- [Trecho fornecido]
↓

Brasil Império

A Maçonaria no Brasil

 

INTRODUÇÃO

Desde a crise do Antigo Sistema Colonial, a maçonaria está presente em nossa história, destacando-se inicialmente, entre alguns revolucionários da Inconfidência Mineira e da Conjuração Baiana no final do século XVIII. Nesse período que antecede a Independência, a maçonaria assumiu uma posição avançada, representando um importante centro de atividade política, para difusão dos ideais do liberalismo anticolonialista.
Sua influência cresceu consideravelmente durante o processo de formação do Estado Brasileiro, onde apareceu como uma das mais importantes instituições de apoio à independência, permanecendo atuante ao longo de todo período monárquico no século XIX. Nesse processo, a história do Brasil Império é também a história da maçonaria, que vem atuando na política nacional desde os primeiros movimentos de independência, passando pelos irmãos Andradas no Primeiro Reinado, até as mais importantes lideranças do Segundo Império, no final do século XIX.


Monumento à Maçonaria na cidade de Sorocaba



O QUE É A MAÇONARIA ?

Trata-se de uma associação semi-secreta, difundida no mundo todo, que adota os princípios de fraternidade e da filantropia entre seus membros. A maçonaria discrimina as mulheres, sendo composta principalmente por profissionais liberais, que se iniciam através de rituais incluindo juramentos de fidelidade e uma série de simbolismos, onde a moral, a fraternidade e a retidão são representadas pelo livro sagrado, pelo compasso e pelo quadrado. No cotidiano os maçons se comunicam através de sinais secretos, senhas e cumprimentos especiais.
A maçonaria não é uma seita religiosa, embora o único obstáculo para aceitação de um novo membro seja o ateísmo, já que os maçons professam a crença em um ser supremo. Ela é supra-religiosa, pois são aceitos cristãos, judeus, muçulmanos, budistas e qualquer homem de fé.

↑

- [Dados fornecidos]
↓

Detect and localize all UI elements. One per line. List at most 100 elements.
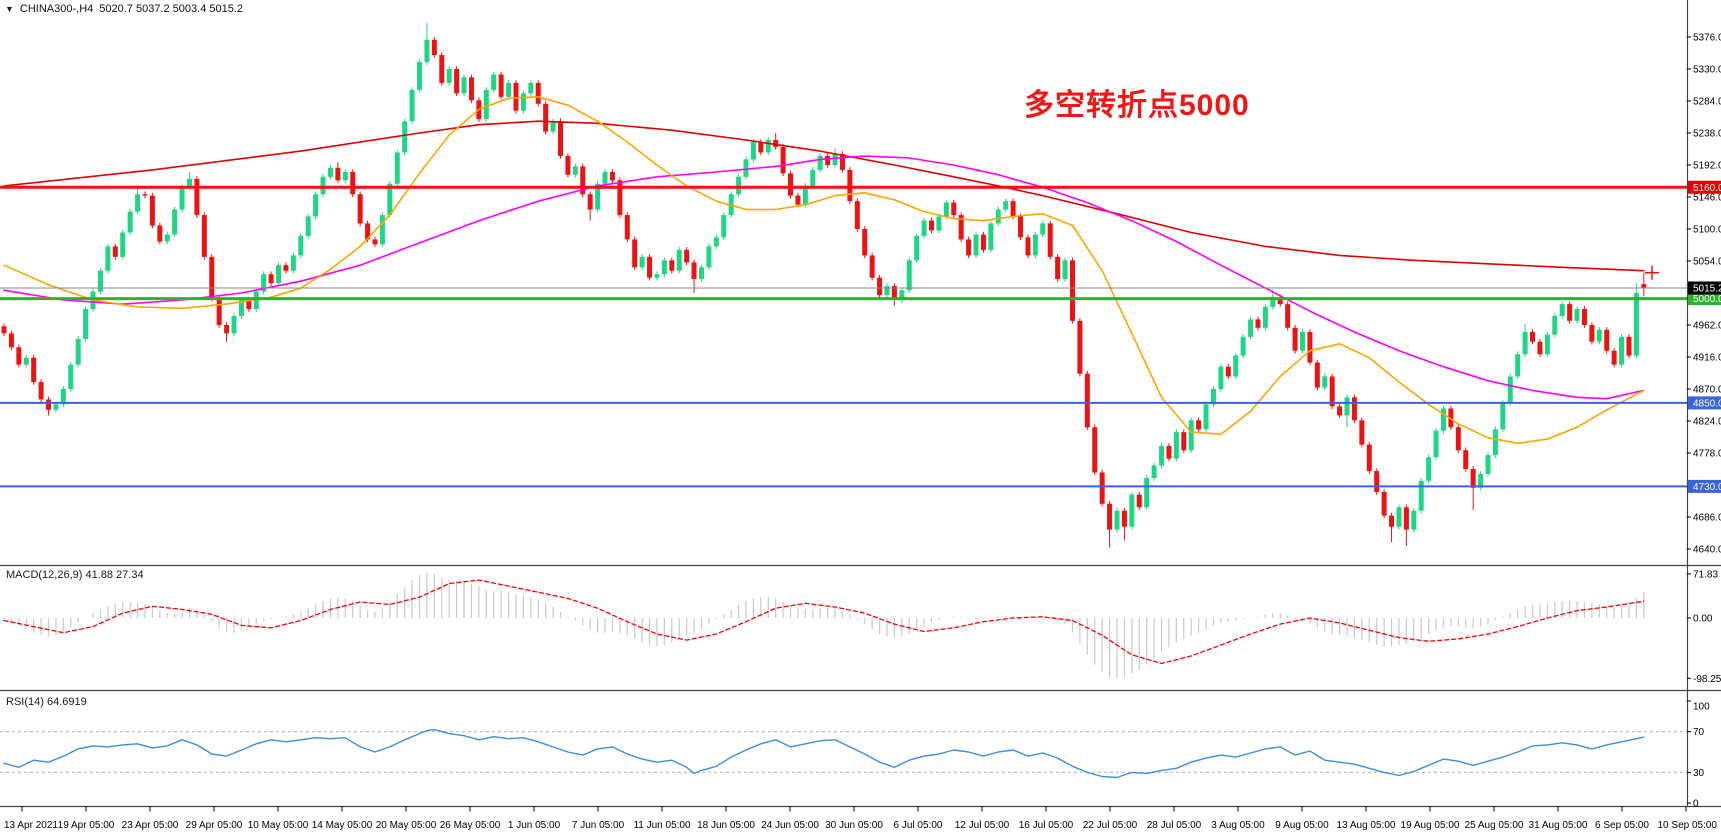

↑

- [Tarefas do exercício]
1. Edite o trecho entre "Sua influência cresceu" e "do século XIX.", inclusive, trocando "Primeiro Reinado" por "Primeiro Império".
2. De acordo com o trecho, indique se cada afirmação está correta, com sim ou não, e cite as palavras que decidem a resposta: (a) a maçonaria aceita mulheres como membros; (b) o ateísmo é o único obstáculo para a aceitação de um novo membro; (c) a maçonaria é uma seita religiosa.
3. Segundo o trecho, o que representa a moral, a fraternidade e a retidão nos simbolismos maçônicos?
Os dados não têm nenhum papel nesta atividade.

- [Respostas por tarefa]
1.
Sua influência cresceu consideravelmente durante o processo de formação do Estado Brasileiro, onde apareceu como uma das mais importantes instituições de apoio à independência, permanecendo atuante ao longo de todo período monárquico no século XIX. Nesse processo, a história do Brasil Império é também a história da maçonaria, que vem atuando na política nacional desde os primeiros movimentos de independência, passando pelos irmãos Andradas no Primeiro Império, até as mais importantes lideranças do Segundo Império, no final do século XIX.

2.
(a) Não: "A maçonaria discrimina as mulheres".
(b) Sim: "o único obstáculo para aceitação de um novo membro seja o ateísmo".
(c) Não: "A maçonaria não é uma seita religiosa".

3. O livro sagrado, o compasso e o quadrado.